# TASK GOAL
In the records below, find each line containing the word "Tiếng" and copy it.

# DATA IN THIS EXERCISE

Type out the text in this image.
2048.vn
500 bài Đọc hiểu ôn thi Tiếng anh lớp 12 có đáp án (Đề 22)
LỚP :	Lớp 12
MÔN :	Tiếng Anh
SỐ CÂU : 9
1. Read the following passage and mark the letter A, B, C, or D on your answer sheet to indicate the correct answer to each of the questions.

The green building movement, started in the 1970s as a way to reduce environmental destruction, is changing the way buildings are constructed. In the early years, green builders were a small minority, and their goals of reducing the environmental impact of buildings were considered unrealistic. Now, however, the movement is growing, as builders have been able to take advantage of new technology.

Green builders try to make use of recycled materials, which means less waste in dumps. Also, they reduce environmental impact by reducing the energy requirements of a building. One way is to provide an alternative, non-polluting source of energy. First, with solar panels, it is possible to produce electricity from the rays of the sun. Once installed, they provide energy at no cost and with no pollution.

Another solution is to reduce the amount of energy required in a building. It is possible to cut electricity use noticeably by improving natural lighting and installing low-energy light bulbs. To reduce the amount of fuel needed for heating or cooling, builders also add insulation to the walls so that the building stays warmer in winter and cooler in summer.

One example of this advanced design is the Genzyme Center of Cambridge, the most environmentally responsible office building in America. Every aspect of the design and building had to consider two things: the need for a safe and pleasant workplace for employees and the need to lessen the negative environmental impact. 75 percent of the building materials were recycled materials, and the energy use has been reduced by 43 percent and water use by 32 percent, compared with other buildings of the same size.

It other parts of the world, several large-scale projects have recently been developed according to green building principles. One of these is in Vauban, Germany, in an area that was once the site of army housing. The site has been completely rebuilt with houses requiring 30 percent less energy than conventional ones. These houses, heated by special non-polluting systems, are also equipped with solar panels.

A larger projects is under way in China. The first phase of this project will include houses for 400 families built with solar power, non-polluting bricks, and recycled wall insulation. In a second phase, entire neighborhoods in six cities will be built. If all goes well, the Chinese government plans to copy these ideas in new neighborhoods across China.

# WRITTEN RESPONSE
500 bài Đọc hiểu ôn thi Tiếng anh lớp 12 có đáp án (Đề 22)
MÔN :	Tiếng Anh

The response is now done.